INFORMATION SHOWN:

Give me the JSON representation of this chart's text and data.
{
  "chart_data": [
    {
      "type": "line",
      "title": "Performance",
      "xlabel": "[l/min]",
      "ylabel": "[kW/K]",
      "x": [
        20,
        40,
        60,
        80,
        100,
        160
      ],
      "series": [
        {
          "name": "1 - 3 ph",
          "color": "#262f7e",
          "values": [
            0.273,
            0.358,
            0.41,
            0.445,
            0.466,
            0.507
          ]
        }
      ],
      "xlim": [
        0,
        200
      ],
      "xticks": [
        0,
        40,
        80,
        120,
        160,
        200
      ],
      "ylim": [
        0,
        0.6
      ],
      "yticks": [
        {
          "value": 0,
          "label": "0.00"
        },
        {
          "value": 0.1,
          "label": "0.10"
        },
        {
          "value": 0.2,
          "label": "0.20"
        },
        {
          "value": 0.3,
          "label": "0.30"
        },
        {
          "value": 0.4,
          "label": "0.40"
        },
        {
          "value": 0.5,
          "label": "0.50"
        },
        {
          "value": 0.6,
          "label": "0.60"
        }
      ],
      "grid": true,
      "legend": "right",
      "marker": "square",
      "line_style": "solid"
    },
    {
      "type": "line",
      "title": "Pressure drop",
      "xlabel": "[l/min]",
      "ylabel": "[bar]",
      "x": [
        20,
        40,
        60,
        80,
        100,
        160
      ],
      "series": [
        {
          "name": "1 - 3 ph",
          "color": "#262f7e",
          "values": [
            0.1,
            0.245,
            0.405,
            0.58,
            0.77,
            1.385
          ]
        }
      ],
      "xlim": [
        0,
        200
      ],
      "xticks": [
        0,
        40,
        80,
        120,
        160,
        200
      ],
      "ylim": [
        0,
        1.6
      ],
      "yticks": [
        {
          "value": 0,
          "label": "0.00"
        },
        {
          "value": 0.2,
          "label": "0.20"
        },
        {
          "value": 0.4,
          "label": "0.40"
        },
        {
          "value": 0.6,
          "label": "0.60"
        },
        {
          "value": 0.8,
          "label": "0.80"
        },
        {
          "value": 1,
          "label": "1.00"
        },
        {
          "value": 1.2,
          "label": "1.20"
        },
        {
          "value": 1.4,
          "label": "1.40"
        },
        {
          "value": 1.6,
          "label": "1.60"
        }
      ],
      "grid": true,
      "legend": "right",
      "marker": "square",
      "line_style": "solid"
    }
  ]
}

TASK INSTRUCTIONS:
Word for word, write out all of the data above.

WRITTEN SOLUTION:
Give me the JSON representation of this chart's text and data.
{
  "chart_data": [
    {
      "type": "line",
      "title": "Performance",
      "xlabel": "[l/min]",
      "ylabel": "[kW/K]",
      "x": [
        20,
        40,
        60,
        80,
        100,
        160
      ],
      "series": [
        {
          "name": "1 - 3 ph",
          "color": "#262f7e",
          "values": [
            0.273,
            0.358,
            0.41,
            0.445,
            0.466,
            0.507
          ]
        }
      ],
      "xlim": [
        0,
        200
      ],
      "xticks": [
        0,
        40,
        80,
        120,
        160,
        200
      ],
      "ylim": [
        0,
        0.6
      ],
      "yticks": [
        {
          "value": 0,
          "label": "0.00"
        },
        {
          "value": 0.1,
          "label": "0.10"
        },
        {
          "value": 0.2,
          "label": "0.20"
        },
        {
          "value": 0.3,
          "label": "0.30"
        },
        {
          "value": 0.4,
          "label": "0.40"
        },
        {
          "value": 0.5,
          "label": "0.50"
        },
        {
          "value": 0.6,
          "label": "0.60"
        }
      ],
      "grid": true,
      "legend": "right",
      "marker": "square",
      "line_style": "solid"
    },
    {
      "type": "line",
      "title": "Pressure drop",
      "xlabel": "[l/min]",
      "ylabel": "[bar]",
      "x": [
        20,
        40,
        60,
        80,
        100,
        160
      ],
      "series": [
        {
          "name": "1 - 3 ph",
          "color": "#262f7e",
          "values": [
            0.1,
            0.245,
            0.405,
            0.58,
            0.77,
            1.385
          ]
        }
      ],
      "xlim": [
        0,
        200
      ],
      "xticks": [
        0,
        40,
        80,
        120,
        160,
        200
      ],
      "ylim": [
        0,
        1.6
      ],
      "yticks": [
        {
          "value": 0,
          "label": "0.00"
        },
        {
          "value": 0.2,
          "label": "0.20"
        },
        {
          "value": 0.4,
          "label": "0.40"
        },
        {
          "value": 0.6,
          "label": "0.60"
        },
        {
          "value": 0.8,
          "label": "0.80"
        },
        {
          "value": 1,
          "label": "1.00"
        },
        {
          "value": 1.2,
          "label": "1.20"
        },
        {
          "value": 1.4,
          "label": "1.40"
        },
        {
          "value": 1.6,
          "label": "1.60"
        }
      ],
      "grid": true,
      "legend": "right",
      "marker": "square",
      "line_style": "solid"
    }
  ]
}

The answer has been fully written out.